_WRITTEN TASK_.
Output the full material exactly as it appears here.

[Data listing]
● ● ● ● ●

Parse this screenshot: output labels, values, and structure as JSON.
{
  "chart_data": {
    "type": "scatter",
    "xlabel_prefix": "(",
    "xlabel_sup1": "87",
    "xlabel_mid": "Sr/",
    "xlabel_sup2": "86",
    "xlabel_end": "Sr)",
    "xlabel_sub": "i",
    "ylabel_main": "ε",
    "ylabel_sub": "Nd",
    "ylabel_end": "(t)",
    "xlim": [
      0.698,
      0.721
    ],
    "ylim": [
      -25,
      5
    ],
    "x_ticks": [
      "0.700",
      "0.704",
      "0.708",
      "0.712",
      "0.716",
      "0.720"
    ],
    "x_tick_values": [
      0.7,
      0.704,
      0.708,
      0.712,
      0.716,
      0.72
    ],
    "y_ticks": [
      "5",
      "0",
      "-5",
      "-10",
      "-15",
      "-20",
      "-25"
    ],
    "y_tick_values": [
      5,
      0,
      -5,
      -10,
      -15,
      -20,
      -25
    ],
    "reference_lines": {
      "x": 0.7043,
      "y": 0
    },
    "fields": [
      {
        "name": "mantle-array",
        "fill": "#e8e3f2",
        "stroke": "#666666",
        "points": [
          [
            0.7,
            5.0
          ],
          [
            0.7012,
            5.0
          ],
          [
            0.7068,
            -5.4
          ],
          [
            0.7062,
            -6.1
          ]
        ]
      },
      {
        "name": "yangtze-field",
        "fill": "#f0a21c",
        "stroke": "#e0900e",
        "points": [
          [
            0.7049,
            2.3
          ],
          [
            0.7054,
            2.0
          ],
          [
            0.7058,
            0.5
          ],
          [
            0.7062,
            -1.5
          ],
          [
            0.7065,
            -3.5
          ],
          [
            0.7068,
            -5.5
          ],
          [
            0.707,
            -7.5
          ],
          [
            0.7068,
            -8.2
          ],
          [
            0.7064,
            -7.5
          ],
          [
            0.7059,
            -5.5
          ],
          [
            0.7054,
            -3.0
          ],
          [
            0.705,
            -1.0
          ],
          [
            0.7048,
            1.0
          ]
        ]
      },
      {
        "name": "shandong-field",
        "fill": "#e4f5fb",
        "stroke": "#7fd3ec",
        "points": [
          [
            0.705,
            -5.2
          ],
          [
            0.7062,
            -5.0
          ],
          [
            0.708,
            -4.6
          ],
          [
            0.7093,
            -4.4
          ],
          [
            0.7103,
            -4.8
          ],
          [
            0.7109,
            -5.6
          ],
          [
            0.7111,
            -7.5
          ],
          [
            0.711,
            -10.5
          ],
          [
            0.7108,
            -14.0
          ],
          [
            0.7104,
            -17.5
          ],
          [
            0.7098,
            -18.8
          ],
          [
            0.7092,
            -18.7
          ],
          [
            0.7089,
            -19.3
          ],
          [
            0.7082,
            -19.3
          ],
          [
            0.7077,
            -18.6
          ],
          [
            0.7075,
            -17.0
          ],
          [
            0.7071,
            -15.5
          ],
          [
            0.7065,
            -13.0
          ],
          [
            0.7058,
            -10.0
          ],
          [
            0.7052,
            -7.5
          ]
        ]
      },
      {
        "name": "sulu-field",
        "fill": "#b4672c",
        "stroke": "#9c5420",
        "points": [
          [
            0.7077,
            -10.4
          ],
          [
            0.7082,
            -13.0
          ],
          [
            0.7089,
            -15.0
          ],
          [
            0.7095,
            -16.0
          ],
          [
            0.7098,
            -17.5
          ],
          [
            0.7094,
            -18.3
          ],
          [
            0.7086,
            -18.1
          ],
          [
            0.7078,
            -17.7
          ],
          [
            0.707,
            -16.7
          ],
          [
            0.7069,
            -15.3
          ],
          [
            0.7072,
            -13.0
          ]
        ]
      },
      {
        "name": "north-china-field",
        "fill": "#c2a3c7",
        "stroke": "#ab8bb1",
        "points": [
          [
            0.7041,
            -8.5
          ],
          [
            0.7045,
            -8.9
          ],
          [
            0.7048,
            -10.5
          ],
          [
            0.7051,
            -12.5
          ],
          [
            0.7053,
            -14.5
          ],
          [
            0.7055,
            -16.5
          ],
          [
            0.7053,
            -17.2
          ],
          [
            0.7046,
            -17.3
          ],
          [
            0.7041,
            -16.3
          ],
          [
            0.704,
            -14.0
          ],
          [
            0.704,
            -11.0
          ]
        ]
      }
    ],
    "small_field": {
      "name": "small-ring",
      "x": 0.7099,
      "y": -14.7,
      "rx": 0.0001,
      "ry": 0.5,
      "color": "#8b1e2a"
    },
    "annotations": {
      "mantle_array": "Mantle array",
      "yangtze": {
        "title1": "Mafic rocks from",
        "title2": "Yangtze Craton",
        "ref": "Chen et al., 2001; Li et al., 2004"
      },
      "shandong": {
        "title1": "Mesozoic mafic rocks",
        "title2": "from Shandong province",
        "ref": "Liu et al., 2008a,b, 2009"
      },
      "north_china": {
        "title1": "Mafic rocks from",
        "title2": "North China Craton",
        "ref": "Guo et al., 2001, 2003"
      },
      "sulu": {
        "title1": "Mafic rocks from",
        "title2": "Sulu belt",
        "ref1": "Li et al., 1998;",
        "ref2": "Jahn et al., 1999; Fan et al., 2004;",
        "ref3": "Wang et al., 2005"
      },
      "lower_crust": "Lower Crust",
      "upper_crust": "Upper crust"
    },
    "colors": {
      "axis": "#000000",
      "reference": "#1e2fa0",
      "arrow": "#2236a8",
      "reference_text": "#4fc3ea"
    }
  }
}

● ● ● ● ●

_RESULT FOR THIS TASK_.
Parse this screenshot: output labels, values, and structure as JSON.
{
  "chart_data": {
    "type": "scatter",
    "xlabel_prefix": "(",
    "xlabel_sup1": "87",
    "xlabel_mid": "Sr/",
    "xlabel_sup2": "86",
    "xlabel_end": "Sr)",
    "xlabel_sub": "i",
    "ylabel_main": "ε",
    "ylabel_sub": "Nd",
    "ylabel_end": "(t)",
    "xlim": [
      0.698,
      0.721
    ],
    "ylim": [
      -25,
      5
    ],
    "x_ticks": [
      "0.700",
      "0.704",
      "0.708",
      "0.712",
      "0.716",
      "0.720"
    ],
    "x_tick_values": [
      0.7,
      0.704,
      0.708,
      0.712,
      0.716,
      0.72
    ],
    "y_ticks": [
      "5",
      "0",
      "-5",
      "-10",
      "-15",
      "-20",
      "-25"
    ],
    "y_tick_values": [
      5,
      0,
      -5,
      -10,
      -15,
      -20,
      -25
    ],
    "reference_lines": {
      "x": 0.7043,
      "y": 0
    },
    "fields": [
      {
        "name": "mantle-array",
        "fill": "#e8e3f2",
        "stroke": "#666666",
        "points": [
          [
            0.7,
            5.0
          ],
          [
            0.7012,
            5.0
          ],
          [
            0.7068,
            -5.4
          ],
          [
            0.7062,
            -6.1
          ]
        ]
      },
      {
        "name": "yangtze-field",
        "fill": "#f0a21c",
        "stroke": "#e0900e",
        "points": [
          [
            0.7049,
            2.3
          ],
          [
            0.7054,
            2.0
          ],
          [
            0.7058,
            0.5
          ],
          [
            0.7062,
            -1.5
          ],
          [
            0.7065,
            -3.5
          ],
          [
            0.7068,
            -5.5
          ],
          [
            0.707,
            -7.5
          ],
          [
            0.7068,
            -8.2
          ],
          [
            0.7064,
            -7.5
          ],
          [
            0.7059,
            -5.5
          ],
          [
            0.7054,
            -3.0
          ],
          [
            0.705,
            -1.0
          ],
          [
            0.7048,
            1.0
          ]
        ]
      },
      {
        "name": "shandong-field",
        "fill": "#e4f5fb",
        "stroke": "#7fd3ec",
        "points": [
          [
            0.705,
            -5.2
          ],
          [
            0.7062,
            -5.0
          ],
          [
            0.708,
            -4.6
          ],
          [
            0.7093,
            -4.4
          ],
          [
            0.7103,
            -4.8
          ],
          [
            0.7109,
            -5.6
          ],
          [
            0.7111,
            -7.5
          ],
          [
            0.711,
            -10.5
          ],
          [
            0.7108,
            -14.0
          ],
          [
            0.7104,
            -17.5
          ],
          [
            0.7098,
            -18.8
          ],
          [
            0.7092,
            -18.7
          ],
          [
            0.7089,
            -19.3
          ],
          [
            0.7082,
            -19.3
          ],
          [
            0.7077,
            -18.6
          ],
          [
            0.7075,
            -17.0
          ],
          [
            0.7071,
            -15.5
          ],
          [
            0.7065,
            -13.0
          ],
          [
            0.7058,
            -10.0
          ],
          [
            0.7052,
            -7.5
          ]
        ]
      },
      {
        "name": "sulu-field",
        "fill": "#b4672c",
        "stroke": "#9c5420",
        "points": [
          [
            0.7077,
            -10.4
          ],
          [
            0.7082,
            -13.0
          ],
          [
            0.7089,
            -15.0
          ],
          [
            0.7095,
            -16.0
          ],
          [
            0.7098,
            -17.5
          ],
          [
            0.7094,
            -18.3
          ],
          [
            0.7086,
            -18.1
          ],
          [
            0.7078,
            -17.7
          ],
          [
            0.707,
            -16.7
          ],
          [
            0.7069,
            -15.3
          ],
          [
            0.7072,
            -13.0
          ]
        ]
      },
      {
        "name": "north-china-field",
        "fill": "#c2a3c7",
        "stroke": "#ab8bb1",
        "points": [
          [
            0.7041,
            -8.5
          ],
          [
            0.7045,
            -8.9
          ],
          [
            0.7048,
            -10.5
          ],
          [
            0.7051,
            -12.5
          ],
          [
            0.7053,
            -14.5
          ],
          [
            0.7055,
            -16.5
          ],
          [
            0.7053,
            -17.2
          ],
          [
            0.7046,
            -17.3
          ],
          [
            0.7041,
            -16.3
          ],
          [
            0.704,
            -14.0
          ],
          [
            0.704,
            -11.0
          ]
        ]
      }
    ],
    "small_field": {
      "name": "small-ring",
      "x": 0.7099,
      "y": -14.7,
      "rx": 0.0001,
      "ry": 0.5,
      "color": "#8b1e2a"
    },
    "annotations": {
      "mantle_array": "Mantle array",
      "yangtze": {
        "title1": "Mafic rocks from",
        "title2": "Yangtze Craton",
        "ref": "Chen et al., 2001; Li et al., 2004"
      },
      "shandong": {
        "title1": "Mesozoic mafic rocks",
        "title2": "from Shandong province",
        "ref": "Liu et al., 2008a,b, 2009"
      },
      "north_china": {
        "title1": "Mafic rocks from",
        "title2": "North China Craton",
        "ref": "Guo et al., 2001, 2003"
      },
      "sulu": {
        "title1": "Mafic rocks from",
        "title2": "Sulu belt",
        "ref1": "Li et al., 1998;",
        "ref2": "Jahn et al., 1999; Fan et al., 2004;",
        "ref3": "Wang et al., 2005"
      },
      "lower_crust": "Lower Crust",
      "upper_crust": "Upper crust"
    },
    "colors": {
      "axis": "#000000",
      "reference": "#1e2fa0",
      "arrow": "#2236a8",
      "reference_text": "#4fc3ea"
    }
  }
}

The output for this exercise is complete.